Excerpts from a figure dataset:
• • • • • • •
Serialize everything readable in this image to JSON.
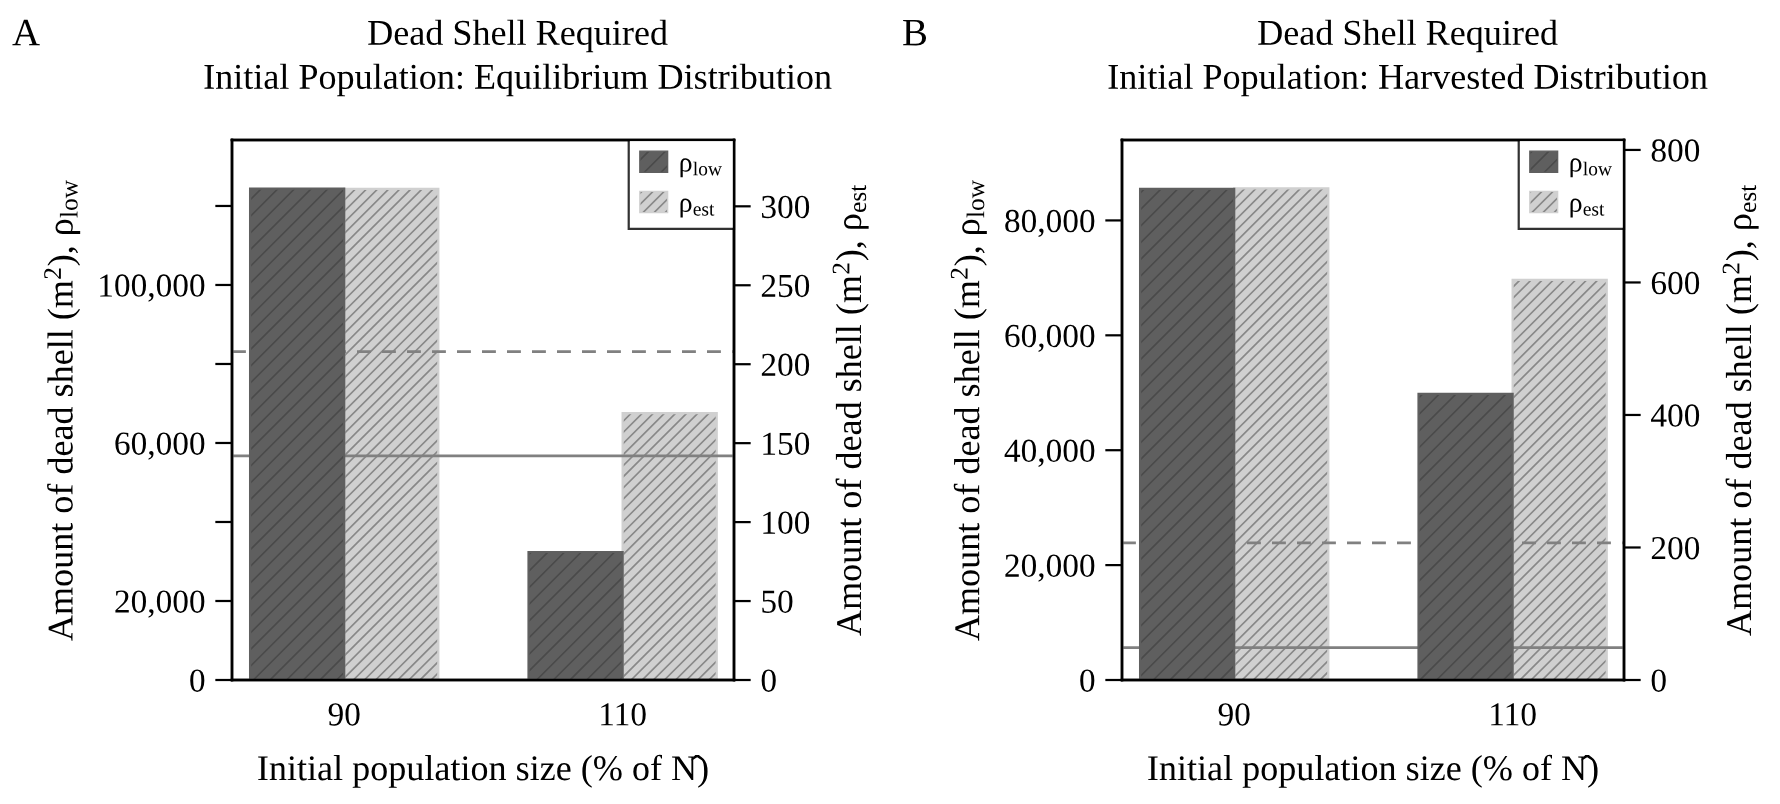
{
  "chart_data": [
    {
      "type": "bar",
      "title": "Dead Shell Required",
      "subtitle": "Initial Population: Equilibrium Distribution",
      "xlabel": "Initial population size (% of N̂)",
      "ylabel": "Amount of dead shell (m$^{2}$), ρ$_{low}$",
      "y2label": "Amount of dead shell (m$^{2}$), ρ$_{est}$",
      "annotations": [
        "A"
      ],
      "categories": [
        "90",
        "110"
      ],
      "series": [
        {
          "name": "ρ$_{low}$",
          "color": "#5f5f5f",
          "values": [
            124400,
            32400
          ]
        },
        {
          "name": "ρ$_{est}$",
          "color": "#d0d0d0",
          "values": [
            311,
            169
          ],
          "axis": "y2"
        }
      ],
      "ylim": [
        0,
        136700
      ],
      "yticks": [
        0,
        {
          "value": 20000,
          "label": "20,000"
        },
        {
          "value": 40000,
          "label": null
        },
        {
          "value": 60000,
          "label": "60,000"
        },
        {
          "value": 80000,
          "label": null
        },
        {
          "value": 100000,
          "label": "100,000"
        },
        {
          "value": 120000,
          "label": null
        }
      ],
      "y2lim": [
        0,
        342
      ],
      "y2ticks": [
        0,
        50,
        100,
        150,
        200,
        250,
        300
      ],
      "ref_lines": [
        {
          "axis": "y2",
          "value": 208,
          "line_style": "dashed",
          "color": "#808080"
        },
        {
          "axis": "y2",
          "value": 142,
          "line_style": "solid",
          "color": "#808080"
        }
      ],
      "legend": "top right",
      "grid": false
    },
    {
      "type": "bar",
      "title": "Dead Shell Required",
      "subtitle": "Initial Population: Harvested Distribution",
      "xlabel": "Initial population size (% of N̂)",
      "ylabel": "Amount of dead shell (m$^{2}$), ρ$_{low}$",
      "y2label": "Amount of dead shell (m$^{2}$), ρ$_{est}$",
      "annotations": [
        "B"
      ],
      "categories": [
        "90",
        "110"
      ],
      "series": [
        {
          "name": "ρ$_{low}$",
          "color": "#5f5f5f",
          "values": [
            85500,
            49800
          ]
        },
        {
          "name": "ρ$_{est}$",
          "color": "#d0d0d0",
          "values": [
            742,
            604
          ],
          "axis": "y2"
        }
      ],
      "ylim": [
        0,
        94000
      ],
      "yticks": [
        0,
        {
          "value": 20000,
          "label": "20,000"
        },
        {
          "value": 40000,
          "label": "40,000"
        },
        {
          "value": 60000,
          "label": "60,000"
        },
        {
          "value": 80000,
          "label": "80,000"
        }
      ],
      "y2lim": [
        0,
        815
      ],
      "y2ticks": [
        0,
        200,
        400,
        600,
        800
      ],
      "ref_lines": [
        {
          "axis": "y2",
          "value": 207,
          "line_style": "dashed",
          "color": "#808080"
        },
        {
          "axis": "y2",
          "value": 49,
          "line_style": "solid",
          "color": "#808080"
        }
      ],
      "legend": "top right",
      "grid": false
    }
  ]
}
• • • • • • •
• [What is required] Each line of the data is to be duplicated exactly; pictures stay out of the copy.

• [The result]
Serialize everything readable in this image to JSON.
{
  "chart_data": [
    {
      "type": "bar",
      "title": "Dead Shell Required",
      "subtitle": "Initial Population: Equilibrium Distribution",
      "xlabel": "Initial population size (% of N̂)",
      "ylabel": "Amount of dead shell (m$^{2}$), ρ$_{low}$",
      "y2label": "Amount of dead shell (m$^{2}$), ρ$_{est}$",
      "annotations": [
        "A"
      ],
      "categories": [
        "90",
        "110"
      ],
      "series": [
        {
          "name": "ρ$_{low}$",
          "color": "#5f5f5f",
          "values": [
            124400,
            32400
          ]
        },
        {
          "name": "ρ$_{est}$",
          "color": "#d0d0d0",
          "values": [
            311,
            169
          ],
          "axis": "y2"
        }
      ],
      "ylim": [
        0,
        136700
      ],
      "yticks": [
        0,
        {
          "value": 20000,
          "label": "20,000"
        },
        {
          "value": 40000,
          "label": null
        },
        {
          "value": 60000,
          "label": "60,000"
        },
        {
          "value": 80000,
          "label": null
        },
        {
          "value": 100000,
          "label": "100,000"
        },
        {
          "value": 120000,
          "label": null
        }
      ],
      "y2lim": [
        0,
        342
      ],
      "y2ticks": [
        0,
        50,
        100,
        150,
        200,
        250,
        300
      ],
      "ref_lines": [
        {
          "axis": "y2",
          "value": 208,
          "line_style": "dashed",
          "color": "#808080"
        },
        {
          "axis": "y2",
          "value": 142,
          "line_style": "solid",
          "color": "#808080"
        }
      ],
      "legend": "top right",
      "grid": false
    },
    {
      "type": "bar",
      "title": "Dead Shell Required",
      "subtitle": "Initial Population: Harvested Distribution",
      "xlabel": "Initial population size (% of N̂)",
      "ylabel": "Amount of dead shell (m$^{2}$), ρ$_{low}$",
      "y2label": "Amount of dead shell (m$^{2}$), ρ$_{est}$",
      "annotations": [
        "B"
      ],
      "categories": [
        "90",
        "110"
      ],
      "series": [
        {
          "name": "ρ$_{low}$",
          "color": "#5f5f5f",
          "values": [
            85500,
            49800
          ]
        },
        {
          "name": "ρ$_{est}$",
          "color": "#d0d0d0",
          "values": [
            742,
            604
          ],
          "axis": "y2"
        }
      ],
      "ylim": [
        0,
        94000
      ],
      "yticks": [
        0,
        {
          "value": 20000,
          "label": "20,000"
        },
        {
          "value": 40000,
          "label": "40,000"
        },
        {
          "value": 60000,
          "label": "60,000"
        },
        {
          "value": 80000,
          "label": "80,000"
        }
      ],
      "y2lim": [
        0,
        815
      ],
      "y2ticks": [
        0,
        200,
        400,
        600,
        800
      ],
      "ref_lines": [
        {
          "axis": "y2",
          "value": 207,
          "line_style": "dashed",
          "color": "#808080"
        },
        {
          "axis": "y2",
          "value": 49,
          "line_style": "solid",
          "color": "#808080"
        }
      ],
      "legend": "top right",
      "grid": false
    }
  ]
}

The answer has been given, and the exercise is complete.